====== Record extracts
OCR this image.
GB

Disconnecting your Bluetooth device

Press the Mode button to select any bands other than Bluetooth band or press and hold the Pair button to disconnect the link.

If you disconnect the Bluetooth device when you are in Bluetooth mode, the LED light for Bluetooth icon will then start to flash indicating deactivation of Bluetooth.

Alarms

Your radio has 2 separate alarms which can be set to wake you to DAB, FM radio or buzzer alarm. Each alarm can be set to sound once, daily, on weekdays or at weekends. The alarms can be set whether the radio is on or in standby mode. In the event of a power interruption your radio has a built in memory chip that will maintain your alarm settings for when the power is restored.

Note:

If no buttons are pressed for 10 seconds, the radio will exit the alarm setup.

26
============
• **Short problem**: Transcribe all of the lines in the records precisely.

• **Solution to this task**:
OCR this image.
GB

Disconnecting your Bluetooth device

Press the Mode button to select any bands other than Bluetooth band or press and hold the Pair button to disconnect the link.

If you disconnect the Bluetooth device when you are in Bluetooth mode, the LED light for Bluetooth icon will then start to flash indicating deactivation of Bluetooth.

Alarms

Your radio has 2 separate alarms which can be set to wake you to DAB, FM radio or buzzer alarm. Each alarm can be set to sound once, daily, on weekdays or at weekends. The alarms can be set whether the radio is on or in standby mode. In the event of a power interruption your radio has a built in memory chip that will maintain your alarm settings for when the power is restored.

Note:

If no buttons are pressed for 10 seconds, the radio will exit the alarm setup.

26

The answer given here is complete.